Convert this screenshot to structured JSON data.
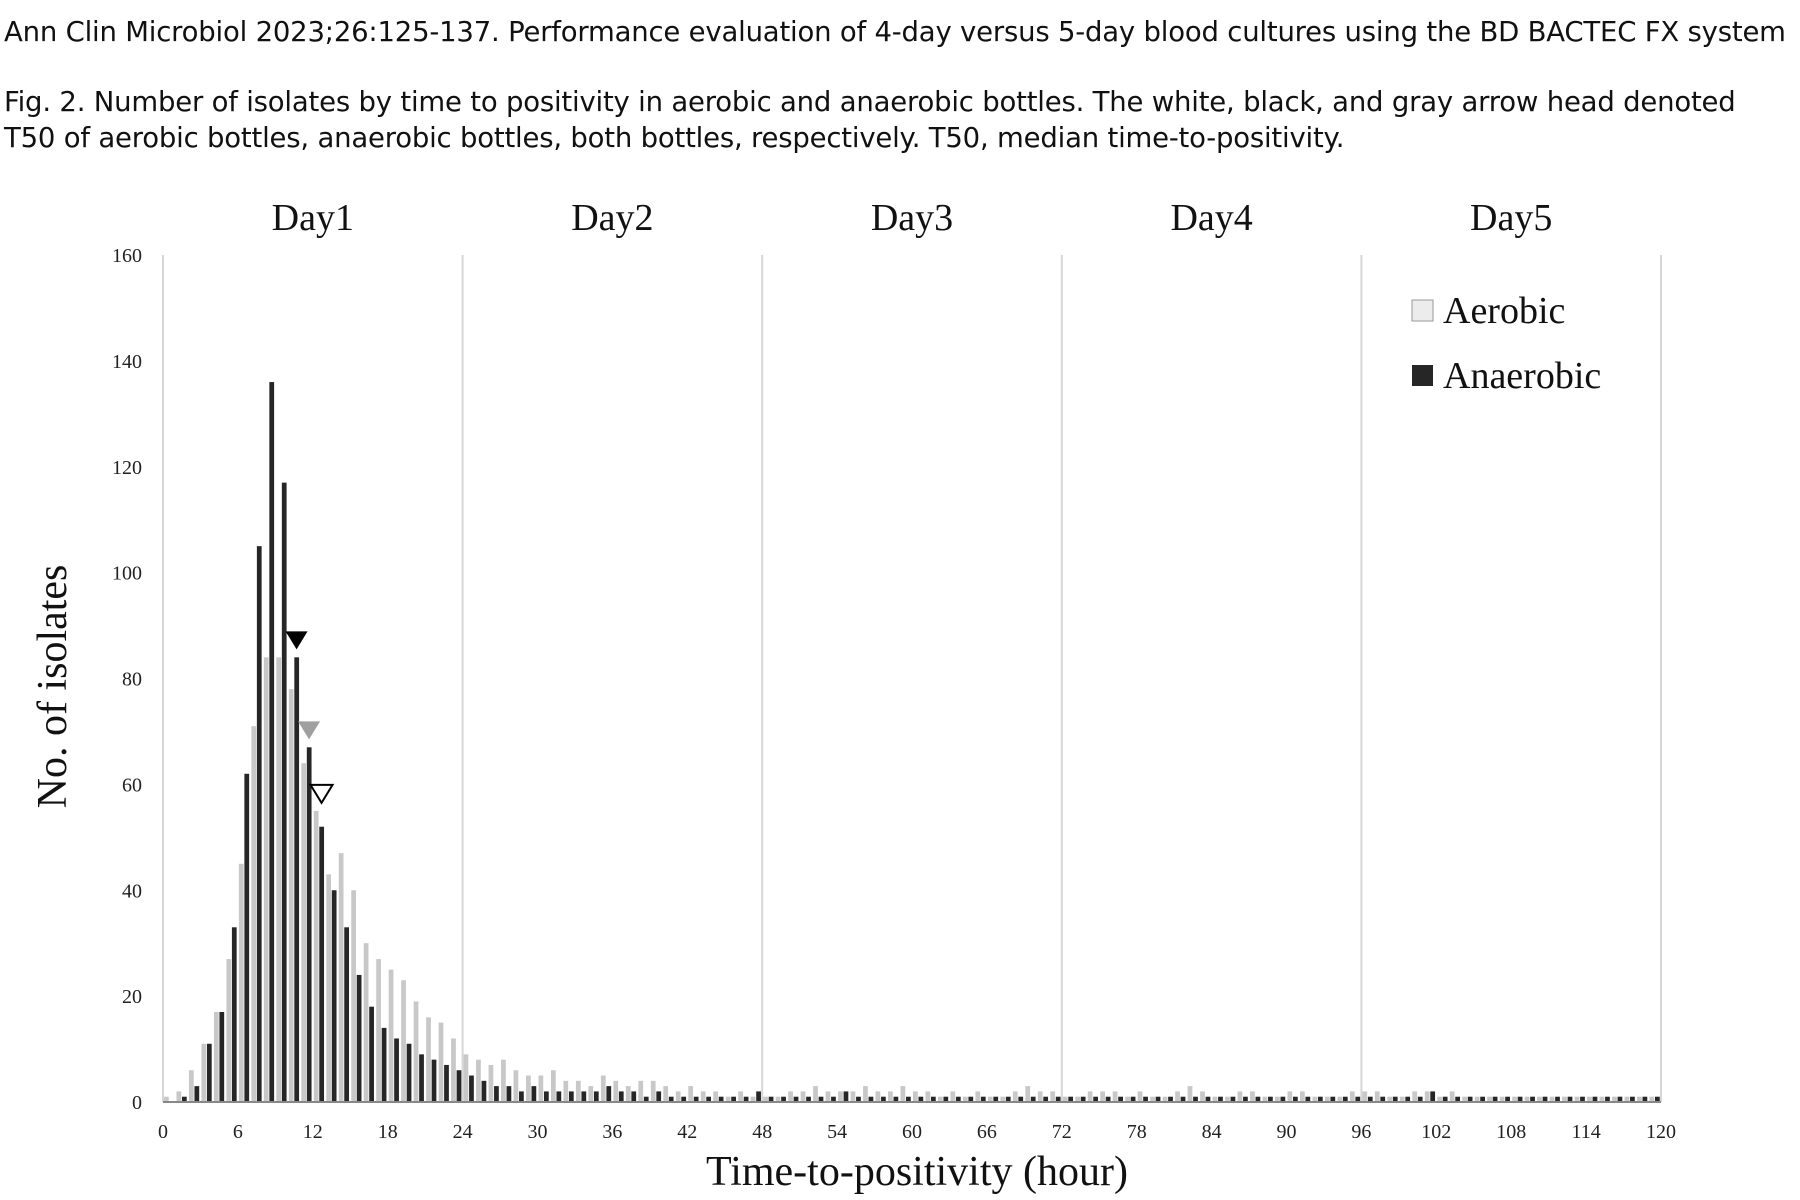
{
  "header": {
    "source": "Ann Clin Microbiol 2023;26:125-137. Performance evaluation of 4-day versus 5-day blood cultures using the BD BACTEC FX system",
    "caption_line1": "Fig. 2. Number of isolates by time to positivity in aerobic and anaerobic bottles. The white, black, and gray arrow head denoted",
    "caption_line2": "T50 of aerobic bottles, anaerobic bottles, both bottles, respectively. T50, median time-to-positivity."
  },
  "chart_data": {
    "type": "bar",
    "title": "",
    "xlabel": "Time-to-positivity (hour)",
    "ylabel": "No. of isolates",
    "xlim": [
      0,
      120
    ],
    "ylim": [
      0,
      160
    ],
    "x_ticks": [
      0,
      6,
      12,
      18,
      24,
      30,
      36,
      42,
      48,
      54,
      60,
      66,
      72,
      78,
      84,
      90,
      96,
      102,
      108,
      114,
      120
    ],
    "y_ticks": [
      0,
      20,
      40,
      60,
      80,
      100,
      120,
      140,
      160
    ],
    "day_labels": [
      "Day1",
      "Day2",
      "Day3",
      "Day4",
      "Day5"
    ],
    "day_boundaries": [
      24,
      48,
      72,
      96,
      120
    ],
    "legend": {
      "position": "top-right",
      "entries": [
        "Aerobic",
        "Anaerobic"
      ]
    },
    "colors": {
      "aerobic": "#c8c8c8",
      "anaerobic": "#262626",
      "t50_both": "#a0a0a0",
      "grid": "#d6d6d6",
      "axis": "#888888"
    },
    "x": [
      1,
      2,
      3,
      4,
      5,
      6,
      7,
      8,
      9,
      10,
      11,
      12,
      13,
      14,
      15,
      16,
      17,
      18,
      19,
      20,
      21,
      22,
      23,
      24,
      25,
      26,
      27,
      28,
      29,
      30,
      31,
      32,
      33,
      34,
      35,
      36,
      37,
      38,
      39,
      40,
      41,
      42,
      43,
      44,
      45,
      46,
      47,
      48,
      49,
      50,
      51,
      52,
      53,
      54,
      55,
      56,
      57,
      58,
      59,
      60,
      61,
      62,
      63,
      64,
      65,
      66,
      67,
      68,
      69,
      70,
      71,
      72,
      73,
      74,
      75,
      76,
      77,
      78,
      79,
      80,
      81,
      82,
      83,
      84,
      85,
      86,
      87,
      88,
      89,
      90,
      91,
      92,
      93,
      94,
      95,
      96,
      97,
      98,
      99,
      100,
      101,
      102,
      103,
      104,
      105,
      106,
      107,
      108,
      109,
      110,
      111,
      112,
      113,
      114,
      115,
      116,
      117,
      118,
      119,
      120
    ],
    "series": [
      {
        "name": "Aerobic",
        "values": [
          1,
          2,
          6,
          11,
          17,
          27,
          45,
          71,
          84,
          84,
          78,
          64,
          55,
          43,
          47,
          40,
          30,
          27,
          25,
          23,
          19,
          16,
          15,
          12,
          9,
          8,
          7,
          8,
          6,
          5,
          5,
          6,
          4,
          4,
          3,
          5,
          4,
          3,
          4,
          4,
          3,
          2,
          3,
          2,
          2,
          1,
          2,
          1,
          1,
          1,
          2,
          2,
          3,
          2,
          2,
          2,
          3,
          2,
          2,
          3,
          2,
          2,
          1,
          2,
          1,
          2,
          1,
          1,
          2,
          3,
          2,
          2,
          1,
          1,
          2,
          2,
          2,
          1,
          2,
          1,
          1,
          2,
          3,
          2,
          1,
          1,
          2,
          2,
          1,
          1,
          2,
          2,
          1,
          1,
          1,
          2,
          2,
          2,
          1,
          1,
          2,
          2,
          1,
          2,
          1,
          1,
          1,
          1,
          1,
          1,
          1,
          1,
          1,
          1,
          1,
          1,
          1,
          1,
          1,
          1
        ]
      },
      {
        "name": "Anaerobic",
        "values": [
          0,
          1,
          3,
          11,
          17,
          33,
          62,
          105,
          136,
          117,
          84,
          67,
          52,
          40,
          33,
          24,
          18,
          14,
          12,
          11,
          9,
          8,
          7,
          6,
          5,
          4,
          3,
          3,
          2,
          3,
          2,
          2,
          2,
          2,
          2,
          3,
          2,
          2,
          1,
          2,
          1,
          1,
          1,
          1,
          1,
          1,
          1,
          2,
          1,
          1,
          1,
          1,
          1,
          1,
          2,
          1,
          1,
          1,
          1,
          1,
          1,
          1,
          1,
          1,
          1,
          1,
          1,
          1,
          1,
          1,
          1,
          1,
          1,
          1,
          1,
          1,
          1,
          1,
          1,
          1,
          1,
          1,
          1,
          1,
          1,
          1,
          1,
          1,
          1,
          1,
          1,
          1,
          1,
          1,
          1,
          1,
          1,
          1,
          1,
          1,
          1,
          2,
          1,
          1,
          1,
          1,
          1,
          1,
          1,
          1,
          1,
          1,
          1,
          1,
          1,
          1,
          1,
          1,
          1,
          1
        ]
      }
    ],
    "t50_markers": [
      {
        "series": "Aerobic",
        "x": 13,
        "style": "white"
      },
      {
        "series": "Anaerobic",
        "x": 11,
        "style": "black"
      },
      {
        "series": "Both",
        "x": 12,
        "style": "gray"
      }
    ]
  }
}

Required task =>
Your task is to set down the records shown above exactly, minus any pictures.

Answer below =>
Convert this screenshot to structured JSON data.
{
  "header": {
    "source": "Ann Clin Microbiol 2023;26:125-137. Performance evaluation of 4-day versus 5-day blood cultures using the BD BACTEC FX system",
    "caption_line1": "Fig. 2. Number of isolates by time to positivity in aerobic and anaerobic bottles. The white, black, and gray arrow head denoted",
    "caption_line2": "T50 of aerobic bottles, anaerobic bottles, both bottles, respectively. T50, median time-to-positivity."
  },
  "chart_data": {
    "type": "bar",
    "title": "",
    "xlabel": "Time-to-positivity (hour)",
    "ylabel": "No. of isolates",
    "xlim": [
      0,
      120
    ],
    "ylim": [
      0,
      160
    ],
    "x_ticks": [
      0,
      6,
      12,
      18,
      24,
      30,
      36,
      42,
      48,
      54,
      60,
      66,
      72,
      78,
      84,
      90,
      96,
      102,
      108,
      114,
      120
    ],
    "y_ticks": [
      0,
      20,
      40,
      60,
      80,
      100,
      120,
      140,
      160
    ],
    "day_labels": [
      "Day1",
      "Day2",
      "Day3",
      "Day4",
      "Day5"
    ],
    "day_boundaries": [
      24,
      48,
      72,
      96,
      120
    ],
    "legend": {
      "position": "top-right",
      "entries": [
        "Aerobic",
        "Anaerobic"
      ]
    },
    "colors": {
      "aerobic": "#c8c8c8",
      "anaerobic": "#262626",
      "t50_both": "#a0a0a0",
      "grid": "#d6d6d6",
      "axis": "#888888"
    },
    "x": [
      1,
      2,
      3,
      4,
      5,
      6,
      7,
      8,
      9,
      10,
      11,
      12,
      13,
      14,
      15,
      16,
      17,
      18,
      19,
      20,
      21,
      22,
      23,
      24,
      25,
      26,
      27,
      28,
      29,
      30,
      31,
      32,
      33,
      34,
      35,
      36,
      37,
      38,
      39,
      40,
      41,
      42,
      43,
      44,
      45,
      46,
      47,
      48,
      49,
      50,
      51,
      52,
      53,
      54,
      55,
      56,
      57,
      58,
      59,
      60,
      61,
      62,
      63,
      64,
      65,
      66,
      67,
      68,
      69,
      70,
      71,
      72,
      73,
      74,
      75,
      76,
      77,
      78,
      79,
      80,
      81,
      82,
      83,
      84,
      85,
      86,
      87,
      88,
      89,
      90,
      91,
      92,
      93,
      94,
      95,
      96,
      97,
      98,
      99,
      100,
      101,
      102,
      103,
      104,
      105,
      106,
      107,
      108,
      109,
      110,
      111,
      112,
      113,
      114,
      115,
      116,
      117,
      118,
      119,
      120
    ],
    "series": [
      {
        "name": "Aerobic",
        "values": [
          1,
          2,
          6,
          11,
          17,
          27,
          45,
          71,
          84,
          84,
          78,
          64,
          55,
          43,
          47,
          40,
          30,
          27,
          25,
          23,
          19,
          16,
          15,
          12,
          9,
          8,
          7,
          8,
          6,
          5,
          5,
          6,
          4,
          4,
          3,
          5,
          4,
          3,
          4,
          4,
          3,
          2,
          3,
          2,
          2,
          1,
          2,
          1,
          1,
          1,
          2,
          2,
          3,
          2,
          2,
          2,
          3,
          2,
          2,
          3,
          2,
          2,
          1,
          2,
          1,
          2,
          1,
          1,
          2,
          3,
          2,
          2,
          1,
          1,
          2,
          2,
          2,
          1,
          2,
          1,
          1,
          2,
          3,
          2,
          1,
          1,
          2,
          2,
          1,
          1,
          2,
          2,
          1,
          1,
          1,
          2,
          2,
          2,
          1,
          1,
          2,
          2,
          1,
          2,
          1,
          1,
          1,
          1,
          1,
          1,
          1,
          1,
          1,
          1,
          1,
          1,
          1,
          1,
          1,
          1
        ]
      },
      {
        "name": "Anaerobic",
        "values": [
          0,
          1,
          3,
          11,
          17,
          33,
          62,
          105,
          136,
          117,
          84,
          67,
          52,
          40,
          33,
          24,
          18,
          14,
          12,
          11,
          9,
          8,
          7,
          6,
          5,
          4,
          3,
          3,
          2,
          3,
          2,
          2,
          2,
          2,
          2,
          3,
          2,
          2,
          1,
          2,
          1,
          1,
          1,
          1,
          1,
          1,
          1,
          2,
          1,
          1,
          1,
          1,
          1,
          1,
          2,
          1,
          1,
          1,
          1,
          1,
          1,
          1,
          1,
          1,
          1,
          1,
          1,
          1,
          1,
          1,
          1,
          1,
          1,
          1,
          1,
          1,
          1,
          1,
          1,
          1,
          1,
          1,
          1,
          1,
          1,
          1,
          1,
          1,
          1,
          1,
          1,
          1,
          1,
          1,
          1,
          1,
          1,
          1,
          1,
          1,
          1,
          2,
          1,
          1,
          1,
          1,
          1,
          1,
          1,
          1,
          1,
          1,
          1,
          1,
          1,
          1,
          1,
          1,
          1,
          1
        ]
      }
    ],
    "t50_markers": [
      {
        "series": "Aerobic",
        "x": 13,
        "style": "white"
      },
      {
        "series": "Anaerobic",
        "x": 11,
        "style": "black"
      },
      {
        "series": "Both",
        "x": 12,
        "style": "gray"
      }
    ]
  }
}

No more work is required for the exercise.